Check each line of the entries below for the string "estimate"; copy every line where it appears.

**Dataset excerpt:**
===

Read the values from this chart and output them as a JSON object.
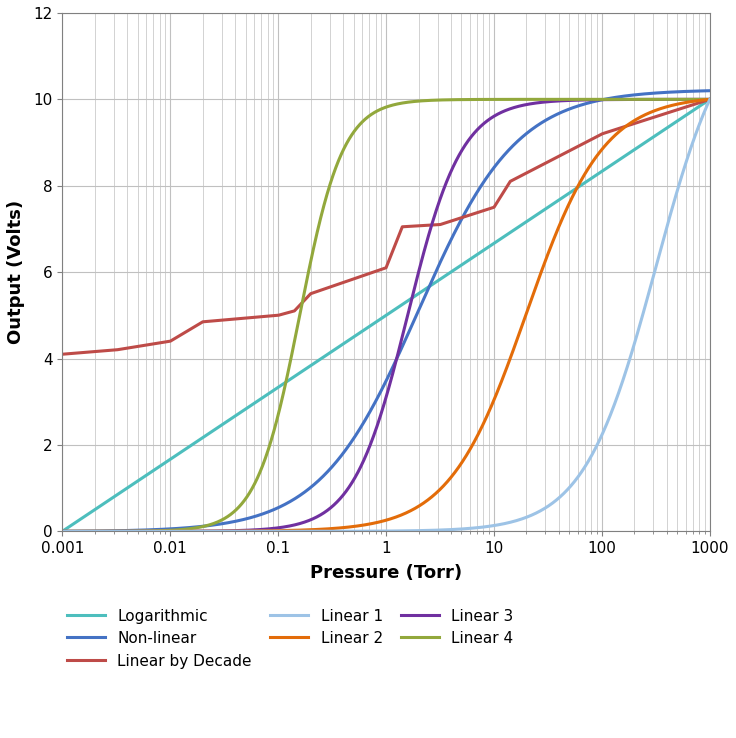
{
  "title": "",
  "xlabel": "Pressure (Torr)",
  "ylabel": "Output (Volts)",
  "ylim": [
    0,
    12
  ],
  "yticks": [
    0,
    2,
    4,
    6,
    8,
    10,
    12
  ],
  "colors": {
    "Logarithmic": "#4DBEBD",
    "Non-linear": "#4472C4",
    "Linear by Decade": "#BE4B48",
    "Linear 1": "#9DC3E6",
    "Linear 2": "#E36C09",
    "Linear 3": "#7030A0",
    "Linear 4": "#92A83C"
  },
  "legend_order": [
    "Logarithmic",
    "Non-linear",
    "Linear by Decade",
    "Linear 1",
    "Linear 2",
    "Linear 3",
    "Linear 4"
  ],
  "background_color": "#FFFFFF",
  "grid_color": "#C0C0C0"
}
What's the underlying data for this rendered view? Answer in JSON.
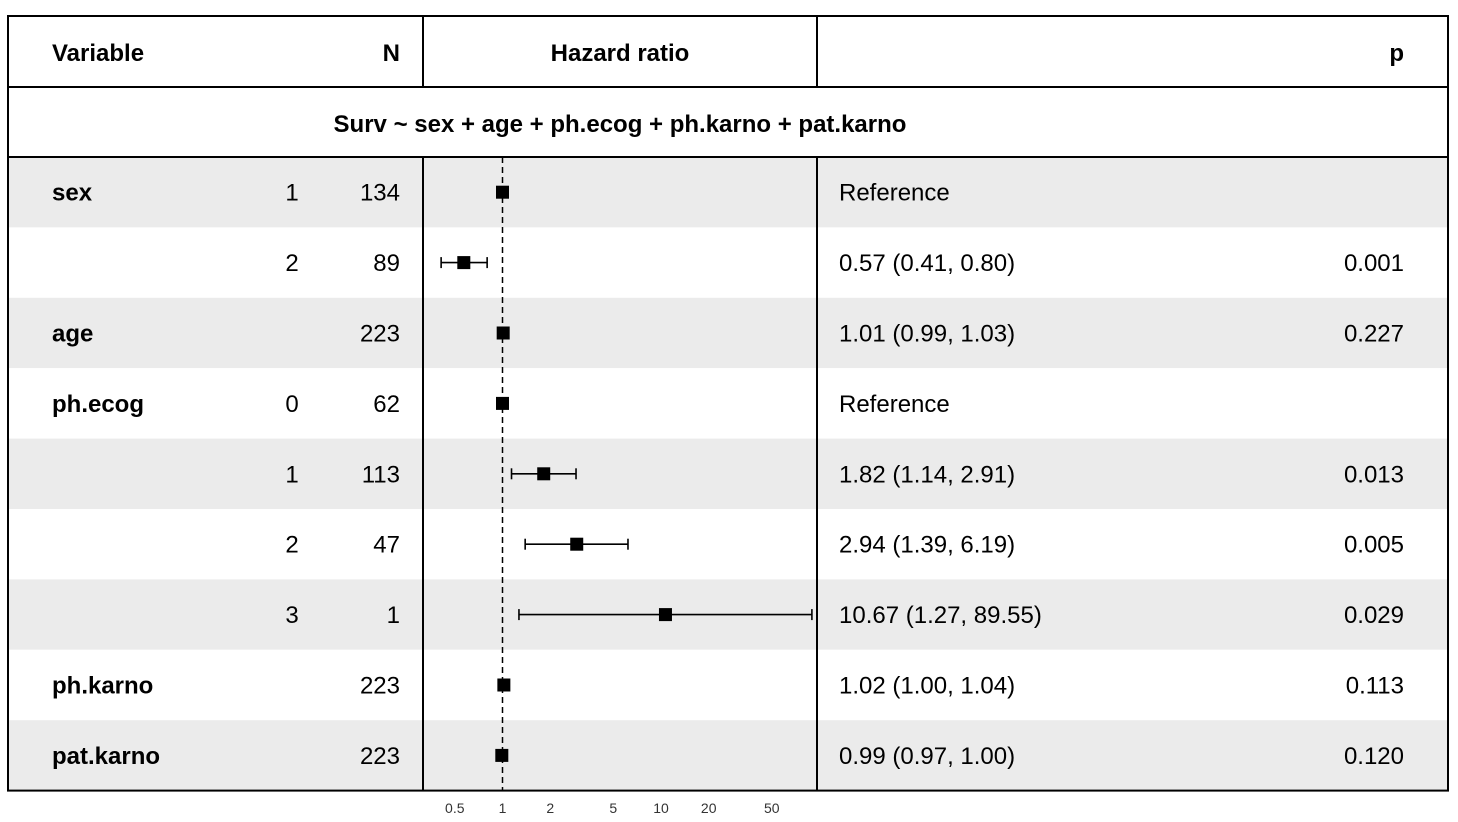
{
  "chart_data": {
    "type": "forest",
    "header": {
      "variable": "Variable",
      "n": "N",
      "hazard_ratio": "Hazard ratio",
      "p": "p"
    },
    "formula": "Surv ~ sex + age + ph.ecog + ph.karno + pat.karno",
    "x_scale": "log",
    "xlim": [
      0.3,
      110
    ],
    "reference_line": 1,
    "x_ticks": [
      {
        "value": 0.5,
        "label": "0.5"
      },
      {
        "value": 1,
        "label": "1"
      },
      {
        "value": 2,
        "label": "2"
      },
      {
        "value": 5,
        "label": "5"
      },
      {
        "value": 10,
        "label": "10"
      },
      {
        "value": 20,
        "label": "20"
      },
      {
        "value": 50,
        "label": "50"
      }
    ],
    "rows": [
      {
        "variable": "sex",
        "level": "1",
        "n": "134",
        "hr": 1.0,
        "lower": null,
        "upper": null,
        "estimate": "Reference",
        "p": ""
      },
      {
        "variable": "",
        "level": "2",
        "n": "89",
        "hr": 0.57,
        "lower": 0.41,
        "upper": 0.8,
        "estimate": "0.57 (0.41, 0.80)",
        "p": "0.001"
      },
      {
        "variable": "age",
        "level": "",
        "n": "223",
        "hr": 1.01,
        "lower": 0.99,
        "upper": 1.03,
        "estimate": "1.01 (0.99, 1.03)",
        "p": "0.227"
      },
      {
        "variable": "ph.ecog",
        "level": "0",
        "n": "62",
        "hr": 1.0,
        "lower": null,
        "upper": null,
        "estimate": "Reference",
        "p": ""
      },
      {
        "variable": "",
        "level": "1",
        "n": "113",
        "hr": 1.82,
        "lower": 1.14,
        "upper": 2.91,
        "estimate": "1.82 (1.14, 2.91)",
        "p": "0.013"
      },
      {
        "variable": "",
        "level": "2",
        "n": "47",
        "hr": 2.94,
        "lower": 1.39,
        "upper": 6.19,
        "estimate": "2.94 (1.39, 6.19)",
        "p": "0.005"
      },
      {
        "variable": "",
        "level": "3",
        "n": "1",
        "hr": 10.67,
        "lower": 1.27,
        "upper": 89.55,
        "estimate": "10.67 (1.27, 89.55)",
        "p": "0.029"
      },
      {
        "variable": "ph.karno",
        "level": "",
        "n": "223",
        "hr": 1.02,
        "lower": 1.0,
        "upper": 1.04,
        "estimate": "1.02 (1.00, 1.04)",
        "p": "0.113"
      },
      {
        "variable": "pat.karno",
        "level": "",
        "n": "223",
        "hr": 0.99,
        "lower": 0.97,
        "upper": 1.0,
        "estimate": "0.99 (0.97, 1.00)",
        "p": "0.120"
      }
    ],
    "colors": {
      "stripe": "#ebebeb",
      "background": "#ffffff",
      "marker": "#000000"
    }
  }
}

===

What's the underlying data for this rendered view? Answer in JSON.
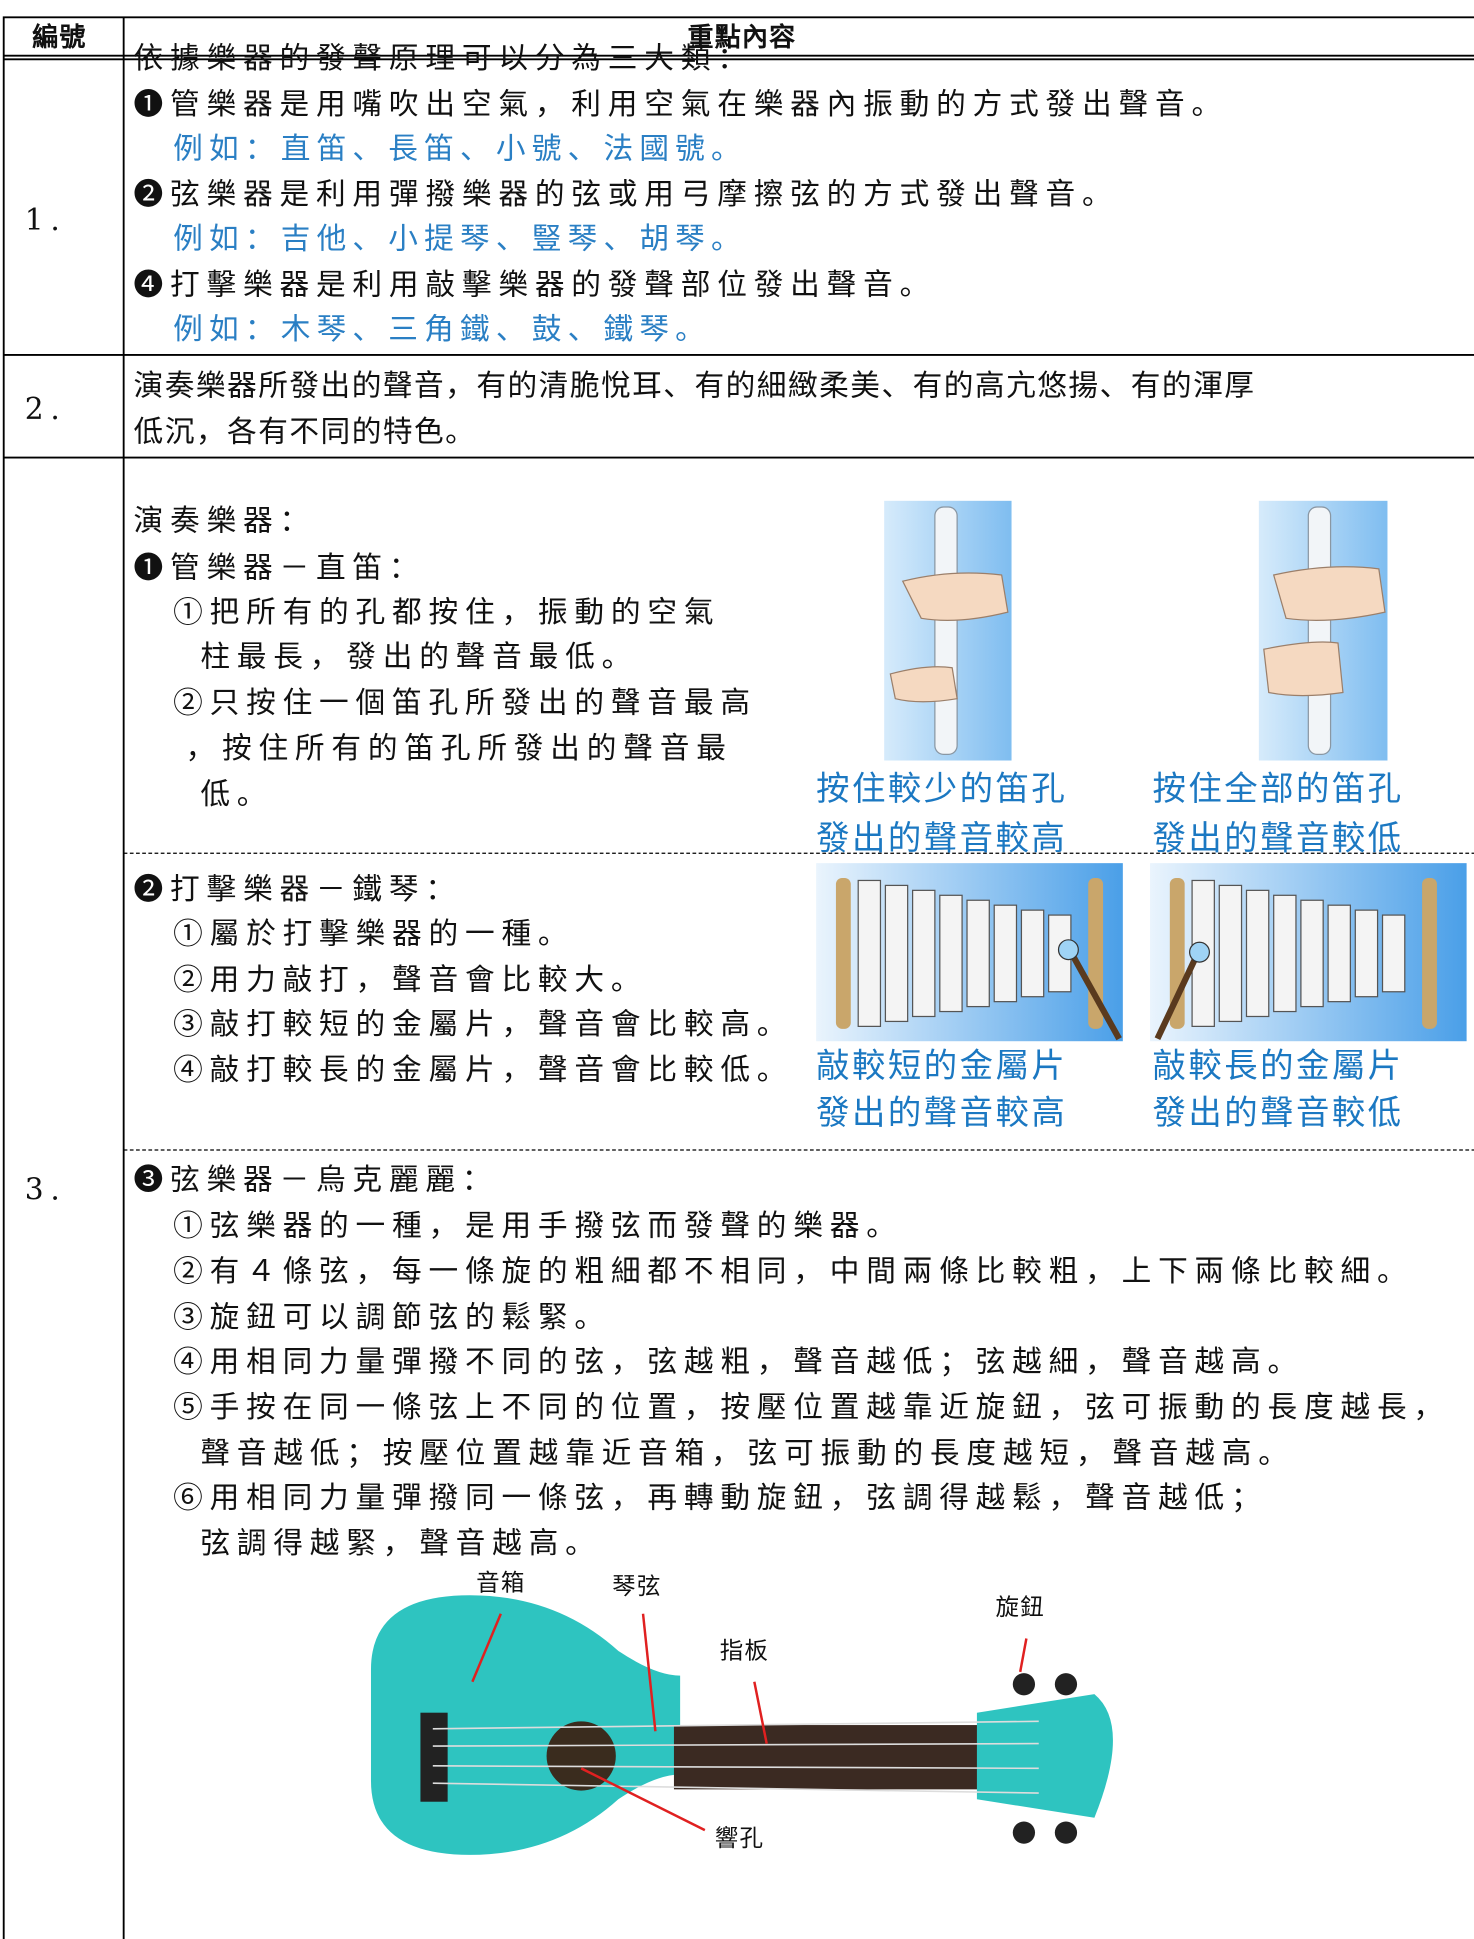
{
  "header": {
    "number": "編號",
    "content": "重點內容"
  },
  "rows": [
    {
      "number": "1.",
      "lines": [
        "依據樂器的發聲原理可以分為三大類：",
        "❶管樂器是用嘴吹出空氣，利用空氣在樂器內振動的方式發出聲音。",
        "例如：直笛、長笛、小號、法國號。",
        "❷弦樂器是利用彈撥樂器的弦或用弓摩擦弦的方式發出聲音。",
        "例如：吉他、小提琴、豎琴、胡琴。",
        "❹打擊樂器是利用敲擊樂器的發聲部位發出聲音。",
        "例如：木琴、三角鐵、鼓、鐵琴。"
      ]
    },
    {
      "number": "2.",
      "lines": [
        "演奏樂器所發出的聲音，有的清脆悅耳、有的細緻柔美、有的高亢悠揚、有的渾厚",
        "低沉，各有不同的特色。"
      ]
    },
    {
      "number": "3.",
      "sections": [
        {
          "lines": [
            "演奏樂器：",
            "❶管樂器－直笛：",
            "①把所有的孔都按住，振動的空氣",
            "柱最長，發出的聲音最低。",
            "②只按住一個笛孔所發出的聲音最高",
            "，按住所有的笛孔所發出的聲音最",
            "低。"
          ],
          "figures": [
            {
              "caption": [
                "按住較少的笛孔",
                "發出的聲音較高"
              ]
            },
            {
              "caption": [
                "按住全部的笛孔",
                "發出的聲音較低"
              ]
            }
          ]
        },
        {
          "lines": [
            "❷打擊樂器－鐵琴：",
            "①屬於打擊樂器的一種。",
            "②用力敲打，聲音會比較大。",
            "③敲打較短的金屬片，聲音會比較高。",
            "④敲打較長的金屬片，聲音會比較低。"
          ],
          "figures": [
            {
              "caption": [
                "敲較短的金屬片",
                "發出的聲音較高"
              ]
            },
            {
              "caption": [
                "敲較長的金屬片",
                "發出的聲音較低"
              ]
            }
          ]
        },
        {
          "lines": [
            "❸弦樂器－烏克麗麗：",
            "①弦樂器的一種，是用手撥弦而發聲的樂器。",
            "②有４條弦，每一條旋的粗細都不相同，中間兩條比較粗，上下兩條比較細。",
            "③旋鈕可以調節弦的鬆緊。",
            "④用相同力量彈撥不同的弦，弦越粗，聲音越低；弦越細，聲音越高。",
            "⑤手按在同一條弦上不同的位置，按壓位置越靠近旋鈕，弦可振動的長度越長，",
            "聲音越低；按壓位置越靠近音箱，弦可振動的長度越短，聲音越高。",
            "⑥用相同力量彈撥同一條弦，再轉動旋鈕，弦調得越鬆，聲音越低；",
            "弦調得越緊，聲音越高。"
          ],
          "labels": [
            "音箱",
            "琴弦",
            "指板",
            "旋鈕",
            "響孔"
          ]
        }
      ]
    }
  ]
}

===

**Result:**
        "estimate": "Reference",
        "estimate": "0.57 (0.41, 0.80)",
        "estimate": "1.01 (0.99, 1.03)",
        "estimate": "Reference",
        "estimate": "1.82 (1.14, 2.91)",
        "estimate": "2.94 (1.39, 6.19)",
        "estimate": "10.67 (1.27, 89.55)",
        "estimate": "1.02 (1.00, 1.04)",
        "estimate": "0.99 (0.97, 1.00)",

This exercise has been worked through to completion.